**Directions**
Look through the listing for the word "issues". Copy each line that has it.

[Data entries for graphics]
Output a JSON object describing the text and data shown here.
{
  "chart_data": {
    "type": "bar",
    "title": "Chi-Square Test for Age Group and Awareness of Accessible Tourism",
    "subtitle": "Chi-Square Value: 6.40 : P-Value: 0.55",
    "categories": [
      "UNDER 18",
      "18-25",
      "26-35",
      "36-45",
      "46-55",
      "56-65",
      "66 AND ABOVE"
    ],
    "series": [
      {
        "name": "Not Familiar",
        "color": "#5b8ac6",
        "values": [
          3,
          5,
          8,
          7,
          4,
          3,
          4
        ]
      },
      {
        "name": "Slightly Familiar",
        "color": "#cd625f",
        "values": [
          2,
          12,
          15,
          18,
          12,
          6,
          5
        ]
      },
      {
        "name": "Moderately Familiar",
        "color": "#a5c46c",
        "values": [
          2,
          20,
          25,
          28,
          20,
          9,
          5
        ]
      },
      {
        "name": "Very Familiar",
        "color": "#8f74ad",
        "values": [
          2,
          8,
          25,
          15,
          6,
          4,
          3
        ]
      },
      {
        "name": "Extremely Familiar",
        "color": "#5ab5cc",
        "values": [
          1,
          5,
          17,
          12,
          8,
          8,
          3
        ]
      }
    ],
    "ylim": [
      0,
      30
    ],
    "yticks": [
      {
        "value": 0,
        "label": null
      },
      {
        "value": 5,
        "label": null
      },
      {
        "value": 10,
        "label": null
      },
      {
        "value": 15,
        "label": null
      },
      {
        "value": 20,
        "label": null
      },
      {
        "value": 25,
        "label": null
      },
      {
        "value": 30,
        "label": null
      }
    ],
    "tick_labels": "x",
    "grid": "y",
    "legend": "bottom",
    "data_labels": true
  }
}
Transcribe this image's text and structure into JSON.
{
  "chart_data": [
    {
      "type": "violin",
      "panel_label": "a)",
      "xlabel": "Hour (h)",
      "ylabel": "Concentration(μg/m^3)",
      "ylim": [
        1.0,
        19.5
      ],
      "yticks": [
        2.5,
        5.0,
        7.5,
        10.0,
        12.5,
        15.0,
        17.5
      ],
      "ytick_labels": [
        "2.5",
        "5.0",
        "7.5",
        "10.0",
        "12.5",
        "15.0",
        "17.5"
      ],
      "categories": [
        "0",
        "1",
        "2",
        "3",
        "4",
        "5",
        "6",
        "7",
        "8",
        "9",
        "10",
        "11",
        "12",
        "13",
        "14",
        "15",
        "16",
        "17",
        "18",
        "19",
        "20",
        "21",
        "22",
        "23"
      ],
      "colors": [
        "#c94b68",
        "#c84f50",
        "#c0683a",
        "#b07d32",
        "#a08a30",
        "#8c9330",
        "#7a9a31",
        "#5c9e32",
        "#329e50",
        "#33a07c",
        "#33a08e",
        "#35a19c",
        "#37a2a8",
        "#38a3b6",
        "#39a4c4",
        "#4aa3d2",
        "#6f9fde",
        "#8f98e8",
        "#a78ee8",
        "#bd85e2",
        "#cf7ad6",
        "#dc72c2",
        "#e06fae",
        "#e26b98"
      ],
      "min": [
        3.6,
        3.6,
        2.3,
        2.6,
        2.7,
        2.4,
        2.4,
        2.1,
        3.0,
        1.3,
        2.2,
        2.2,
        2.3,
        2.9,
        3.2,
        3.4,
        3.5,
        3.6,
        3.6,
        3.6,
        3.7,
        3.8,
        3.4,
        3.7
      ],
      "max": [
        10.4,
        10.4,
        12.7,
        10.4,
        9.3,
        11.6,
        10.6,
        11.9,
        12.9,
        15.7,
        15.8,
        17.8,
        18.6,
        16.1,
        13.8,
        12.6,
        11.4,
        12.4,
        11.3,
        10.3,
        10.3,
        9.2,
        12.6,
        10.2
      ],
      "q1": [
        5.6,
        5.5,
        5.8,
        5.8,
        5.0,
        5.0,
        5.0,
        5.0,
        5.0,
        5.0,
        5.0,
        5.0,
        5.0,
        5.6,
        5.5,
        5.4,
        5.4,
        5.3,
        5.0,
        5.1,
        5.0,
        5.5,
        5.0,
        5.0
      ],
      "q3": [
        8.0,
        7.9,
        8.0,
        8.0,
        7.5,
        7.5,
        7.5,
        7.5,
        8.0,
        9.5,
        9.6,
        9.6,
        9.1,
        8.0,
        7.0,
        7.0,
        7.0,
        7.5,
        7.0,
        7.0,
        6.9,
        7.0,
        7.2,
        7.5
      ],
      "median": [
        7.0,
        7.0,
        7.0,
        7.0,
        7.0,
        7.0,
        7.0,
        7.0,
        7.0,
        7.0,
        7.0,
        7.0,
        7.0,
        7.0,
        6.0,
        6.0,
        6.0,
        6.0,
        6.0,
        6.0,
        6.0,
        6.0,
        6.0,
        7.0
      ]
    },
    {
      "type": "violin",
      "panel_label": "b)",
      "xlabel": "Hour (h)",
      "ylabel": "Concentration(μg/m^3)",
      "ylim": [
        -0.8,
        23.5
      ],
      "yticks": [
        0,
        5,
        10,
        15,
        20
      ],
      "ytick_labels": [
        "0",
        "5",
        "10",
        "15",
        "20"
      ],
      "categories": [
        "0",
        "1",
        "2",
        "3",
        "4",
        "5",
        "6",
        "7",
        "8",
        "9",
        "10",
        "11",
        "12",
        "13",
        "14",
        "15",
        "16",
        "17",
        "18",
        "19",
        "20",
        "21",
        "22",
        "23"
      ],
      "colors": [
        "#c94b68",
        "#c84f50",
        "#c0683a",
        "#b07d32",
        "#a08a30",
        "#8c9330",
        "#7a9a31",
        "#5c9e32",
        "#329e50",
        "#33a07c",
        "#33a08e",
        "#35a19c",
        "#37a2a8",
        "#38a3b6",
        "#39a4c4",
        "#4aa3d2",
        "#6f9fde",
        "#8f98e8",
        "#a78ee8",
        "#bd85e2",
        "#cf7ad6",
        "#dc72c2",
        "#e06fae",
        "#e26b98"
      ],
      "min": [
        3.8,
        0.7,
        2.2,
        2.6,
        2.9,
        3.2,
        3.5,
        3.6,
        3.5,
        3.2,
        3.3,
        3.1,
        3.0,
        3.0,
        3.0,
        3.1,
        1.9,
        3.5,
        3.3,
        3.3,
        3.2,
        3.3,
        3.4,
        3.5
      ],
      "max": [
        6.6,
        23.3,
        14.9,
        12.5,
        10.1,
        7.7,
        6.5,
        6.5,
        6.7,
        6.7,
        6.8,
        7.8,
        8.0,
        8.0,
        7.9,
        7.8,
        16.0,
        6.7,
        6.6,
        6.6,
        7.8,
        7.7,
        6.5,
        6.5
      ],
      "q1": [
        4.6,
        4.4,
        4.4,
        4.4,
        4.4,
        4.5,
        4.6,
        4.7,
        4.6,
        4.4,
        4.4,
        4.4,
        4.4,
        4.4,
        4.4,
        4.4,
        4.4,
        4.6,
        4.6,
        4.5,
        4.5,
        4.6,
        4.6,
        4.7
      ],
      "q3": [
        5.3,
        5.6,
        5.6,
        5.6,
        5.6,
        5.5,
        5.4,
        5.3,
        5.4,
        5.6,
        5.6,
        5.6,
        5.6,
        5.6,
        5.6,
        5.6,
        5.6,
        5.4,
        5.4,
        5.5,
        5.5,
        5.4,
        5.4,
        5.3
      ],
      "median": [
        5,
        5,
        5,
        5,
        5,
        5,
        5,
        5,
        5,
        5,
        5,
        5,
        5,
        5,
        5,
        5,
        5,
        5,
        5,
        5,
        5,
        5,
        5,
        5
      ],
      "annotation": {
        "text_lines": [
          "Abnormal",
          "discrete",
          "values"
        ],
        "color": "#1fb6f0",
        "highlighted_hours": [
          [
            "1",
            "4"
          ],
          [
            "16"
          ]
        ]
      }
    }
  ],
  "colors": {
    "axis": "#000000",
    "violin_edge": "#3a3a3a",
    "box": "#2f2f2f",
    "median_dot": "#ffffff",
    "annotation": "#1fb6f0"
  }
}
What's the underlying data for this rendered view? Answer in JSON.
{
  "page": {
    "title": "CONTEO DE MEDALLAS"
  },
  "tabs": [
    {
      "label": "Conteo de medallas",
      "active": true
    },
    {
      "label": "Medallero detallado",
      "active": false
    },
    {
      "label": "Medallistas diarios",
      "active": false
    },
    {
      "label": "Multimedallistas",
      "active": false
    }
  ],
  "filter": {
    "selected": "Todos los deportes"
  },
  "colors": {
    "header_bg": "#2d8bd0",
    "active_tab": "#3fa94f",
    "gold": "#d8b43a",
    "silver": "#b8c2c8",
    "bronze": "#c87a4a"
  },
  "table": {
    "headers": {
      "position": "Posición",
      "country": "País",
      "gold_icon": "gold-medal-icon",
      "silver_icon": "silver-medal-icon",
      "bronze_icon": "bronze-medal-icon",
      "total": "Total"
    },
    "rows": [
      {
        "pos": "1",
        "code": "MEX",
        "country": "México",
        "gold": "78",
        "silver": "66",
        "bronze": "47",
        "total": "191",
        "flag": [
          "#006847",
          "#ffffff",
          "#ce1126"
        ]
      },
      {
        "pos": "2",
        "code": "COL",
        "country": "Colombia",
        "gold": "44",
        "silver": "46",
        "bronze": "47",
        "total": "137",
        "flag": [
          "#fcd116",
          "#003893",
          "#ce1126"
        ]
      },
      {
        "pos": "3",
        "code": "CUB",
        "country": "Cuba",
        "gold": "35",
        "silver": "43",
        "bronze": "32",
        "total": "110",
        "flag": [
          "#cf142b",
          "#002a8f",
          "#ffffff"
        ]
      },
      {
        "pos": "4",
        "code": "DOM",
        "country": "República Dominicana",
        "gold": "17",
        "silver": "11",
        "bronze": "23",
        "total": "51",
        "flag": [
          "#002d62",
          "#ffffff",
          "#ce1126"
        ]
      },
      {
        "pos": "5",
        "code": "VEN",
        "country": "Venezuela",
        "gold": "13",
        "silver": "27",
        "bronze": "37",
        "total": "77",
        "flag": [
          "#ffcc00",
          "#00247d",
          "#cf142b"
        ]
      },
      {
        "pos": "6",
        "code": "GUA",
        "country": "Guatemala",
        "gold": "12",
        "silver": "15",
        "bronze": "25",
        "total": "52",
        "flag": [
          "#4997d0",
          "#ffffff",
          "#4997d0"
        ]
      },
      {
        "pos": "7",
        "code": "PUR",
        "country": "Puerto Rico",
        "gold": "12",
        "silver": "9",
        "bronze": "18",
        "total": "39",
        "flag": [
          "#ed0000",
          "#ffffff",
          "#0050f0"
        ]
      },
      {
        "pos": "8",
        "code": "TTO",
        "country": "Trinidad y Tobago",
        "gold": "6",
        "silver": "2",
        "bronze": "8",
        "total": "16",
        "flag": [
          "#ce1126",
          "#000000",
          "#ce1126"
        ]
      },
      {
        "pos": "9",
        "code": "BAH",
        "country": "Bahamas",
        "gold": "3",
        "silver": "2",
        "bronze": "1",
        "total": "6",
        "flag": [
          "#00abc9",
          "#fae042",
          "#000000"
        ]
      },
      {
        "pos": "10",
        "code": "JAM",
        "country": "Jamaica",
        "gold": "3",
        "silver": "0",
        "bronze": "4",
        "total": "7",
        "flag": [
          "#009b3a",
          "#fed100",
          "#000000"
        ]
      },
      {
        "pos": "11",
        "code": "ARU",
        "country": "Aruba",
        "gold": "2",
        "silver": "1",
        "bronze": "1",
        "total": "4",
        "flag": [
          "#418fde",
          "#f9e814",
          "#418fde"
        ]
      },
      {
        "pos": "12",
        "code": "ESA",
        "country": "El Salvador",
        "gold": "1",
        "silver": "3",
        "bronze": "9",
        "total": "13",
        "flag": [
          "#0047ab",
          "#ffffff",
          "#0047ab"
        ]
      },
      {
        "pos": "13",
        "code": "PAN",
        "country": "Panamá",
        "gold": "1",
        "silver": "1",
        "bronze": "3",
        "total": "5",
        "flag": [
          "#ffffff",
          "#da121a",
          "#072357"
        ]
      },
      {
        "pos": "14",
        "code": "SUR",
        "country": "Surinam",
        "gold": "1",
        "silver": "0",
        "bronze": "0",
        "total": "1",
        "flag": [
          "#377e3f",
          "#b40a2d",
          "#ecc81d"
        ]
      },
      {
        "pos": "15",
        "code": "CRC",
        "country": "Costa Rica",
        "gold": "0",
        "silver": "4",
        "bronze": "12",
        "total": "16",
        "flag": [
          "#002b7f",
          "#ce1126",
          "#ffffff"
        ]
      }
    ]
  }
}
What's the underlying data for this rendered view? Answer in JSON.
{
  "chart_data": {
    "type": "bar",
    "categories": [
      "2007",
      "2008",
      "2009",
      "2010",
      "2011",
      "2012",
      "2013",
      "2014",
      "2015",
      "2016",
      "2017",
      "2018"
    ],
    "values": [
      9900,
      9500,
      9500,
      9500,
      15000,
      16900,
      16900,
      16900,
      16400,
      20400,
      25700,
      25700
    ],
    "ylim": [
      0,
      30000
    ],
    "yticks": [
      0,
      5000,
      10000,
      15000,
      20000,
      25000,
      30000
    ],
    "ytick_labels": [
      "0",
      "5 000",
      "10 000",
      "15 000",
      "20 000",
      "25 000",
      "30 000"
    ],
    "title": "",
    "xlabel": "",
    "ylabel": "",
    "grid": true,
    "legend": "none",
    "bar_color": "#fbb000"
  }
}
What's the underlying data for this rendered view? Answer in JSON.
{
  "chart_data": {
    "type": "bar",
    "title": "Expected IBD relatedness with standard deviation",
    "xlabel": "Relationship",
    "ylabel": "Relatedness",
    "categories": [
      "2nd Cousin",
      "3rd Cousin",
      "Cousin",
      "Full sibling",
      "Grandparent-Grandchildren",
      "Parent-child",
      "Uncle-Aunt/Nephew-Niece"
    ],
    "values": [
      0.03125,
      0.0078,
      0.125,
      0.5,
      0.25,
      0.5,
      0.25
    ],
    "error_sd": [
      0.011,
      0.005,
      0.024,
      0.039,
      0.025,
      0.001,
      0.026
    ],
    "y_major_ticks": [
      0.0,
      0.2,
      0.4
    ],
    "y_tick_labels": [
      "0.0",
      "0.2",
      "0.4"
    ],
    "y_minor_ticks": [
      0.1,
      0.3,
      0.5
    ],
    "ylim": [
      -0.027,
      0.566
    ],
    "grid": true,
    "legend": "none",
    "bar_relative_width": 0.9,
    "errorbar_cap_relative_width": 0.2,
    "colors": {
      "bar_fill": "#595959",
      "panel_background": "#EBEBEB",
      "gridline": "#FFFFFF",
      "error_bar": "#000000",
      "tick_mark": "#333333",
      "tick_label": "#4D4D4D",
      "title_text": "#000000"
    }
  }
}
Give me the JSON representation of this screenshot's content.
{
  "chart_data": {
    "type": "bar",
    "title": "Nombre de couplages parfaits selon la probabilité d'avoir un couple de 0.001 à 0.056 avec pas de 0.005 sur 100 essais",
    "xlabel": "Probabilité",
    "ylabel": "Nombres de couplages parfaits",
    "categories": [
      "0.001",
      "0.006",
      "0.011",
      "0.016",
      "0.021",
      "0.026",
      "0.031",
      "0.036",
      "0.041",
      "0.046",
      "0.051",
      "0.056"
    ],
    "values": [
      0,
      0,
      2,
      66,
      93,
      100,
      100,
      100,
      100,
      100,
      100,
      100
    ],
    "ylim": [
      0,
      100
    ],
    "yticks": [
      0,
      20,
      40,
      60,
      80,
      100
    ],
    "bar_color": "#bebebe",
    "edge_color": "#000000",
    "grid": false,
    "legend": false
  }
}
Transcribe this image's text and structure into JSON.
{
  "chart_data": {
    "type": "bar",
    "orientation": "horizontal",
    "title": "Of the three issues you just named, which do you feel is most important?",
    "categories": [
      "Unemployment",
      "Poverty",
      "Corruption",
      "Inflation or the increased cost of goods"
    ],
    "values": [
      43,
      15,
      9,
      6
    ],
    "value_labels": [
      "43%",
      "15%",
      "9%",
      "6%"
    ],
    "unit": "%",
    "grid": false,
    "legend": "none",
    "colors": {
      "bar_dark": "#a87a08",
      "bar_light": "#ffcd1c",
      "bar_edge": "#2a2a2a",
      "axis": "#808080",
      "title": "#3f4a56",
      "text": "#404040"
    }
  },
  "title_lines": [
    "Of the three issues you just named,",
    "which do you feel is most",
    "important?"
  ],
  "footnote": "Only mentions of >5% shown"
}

**Task solution**
    "title": "Of the three issues you just named, which do you feel is most important?",
    "Of the three issues you just named,",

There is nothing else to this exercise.